Aim: Read the entries below and pull out each line with the string "hybrid".

Task data:
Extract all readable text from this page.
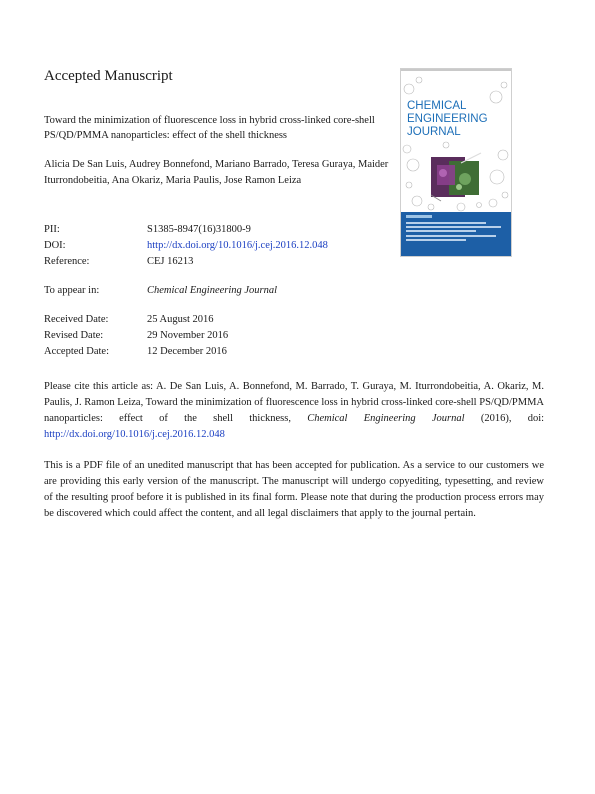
Accepted Manuscript
Toward the minimization of fluorescence loss in hybrid cross-linked core-shell PS/QD/PMMA nanoparticles: effect of the shell thickness
Alicia De San Luis, Audrey Bonnefond, Mariano Barrado, Teresa Guraya, Maider Iturrondobeitia, Ana Okariz, Maria Paulis, Jose Ramon Leiza
PII:	S1385-8947(16)31800-9
DOI:	http://dx.doi.org/10.1016/j.cej.2016.12.048
Reference:	CEJ 16213
To appear in:	Chemical Engineering Journal
Received Date:	25 August 2016
Revised Date:	29 November 2016
Accepted Date:	12 December 2016
Please cite this article as: A. De San Luis, A. Bonnefond, M. Barrado, T. Guraya, M. Iturrondobeitia, A. Okariz, M. Paulis, J. Ramon Leiza, Toward the minimization of fluorescence loss in hybrid cross-linked core-shell PS/QD/PMMA nanoparticles: effect of the shell thickness, Chemical Engineering Journal (2016), doi: http://dx.doi.org/10.1016/j.cej.2016.12.048
This is a PDF file of an unedited manuscript that has been accepted for publication. As a service to our customers we are providing this early version of the manuscript. The manuscript will undergo copyediting, typesetting, and review of the resulting proof before it is published in its final form. Please note that during the production process errors may be discovered which could affect the content, and all legal disclaimers that apply to the journal pertain.
CHEMICAL
ENGINEERING
JOURNAL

The response:
Toward the minimization of fluorescence loss in hybrid cross-linked core-shell PS/QD/PMMA nanoparticles: effect of the shell thickness
Please cite this article as: A. De San Luis, A. Bonnefond, M. Barrado, T. Guraya, M. Iturrondobeitia, A. Okariz, M. Paulis, J. Ramon Leiza, Toward the minimization of fluorescence loss in hybrid cross-linked core-shell PS/QD/PMMA nanoparticles: effect of the shell thickness, Chemical Engineering Journal (2016), doi: http://dx.doi.org/10.1016/j.cej.2016.12.048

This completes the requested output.